DATA TO PROCESS –

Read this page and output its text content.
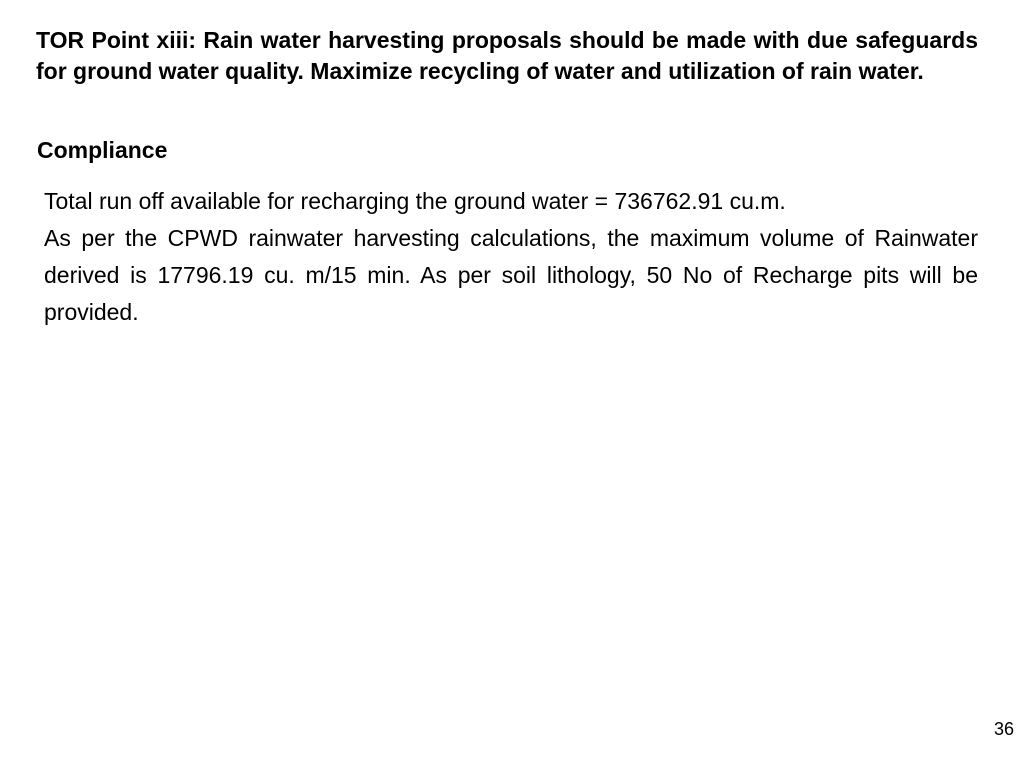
TOR Point xiii: Rain water harvesting proposals should be made with due safeguards for ground water quality. Maximize recycling of water and utilization of rain water.
Compliance

Total run off available for recharging the ground water = 736762.91 cu.m.

As per the CPWD rainwater harvesting calculations, the maximum volume of Rainwater derived is 17796.19 cu. m/15 min. As per soil lithology, 50 No of Recharge pits will be provided.

36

REQUIREMENTS –
Copy every record above exactly, leaving out any pictures.

TASK OUTPUT –
Read this page and output its text content.
TOR Point xiii: Rain water harvesting proposals should be made with due safeguards for ground water quality. Maximize recycling of water and utilization of rain water.
Compliance

Total run off available for recharging the ground water = 736762.91 cu.m.

As per the CPWD rainwater harvesting calculations, the maximum volume of Rainwater derived is 17796.19 cu. m/15 min. As per soil lithology, 50 No of Recharge pits will be provided.

36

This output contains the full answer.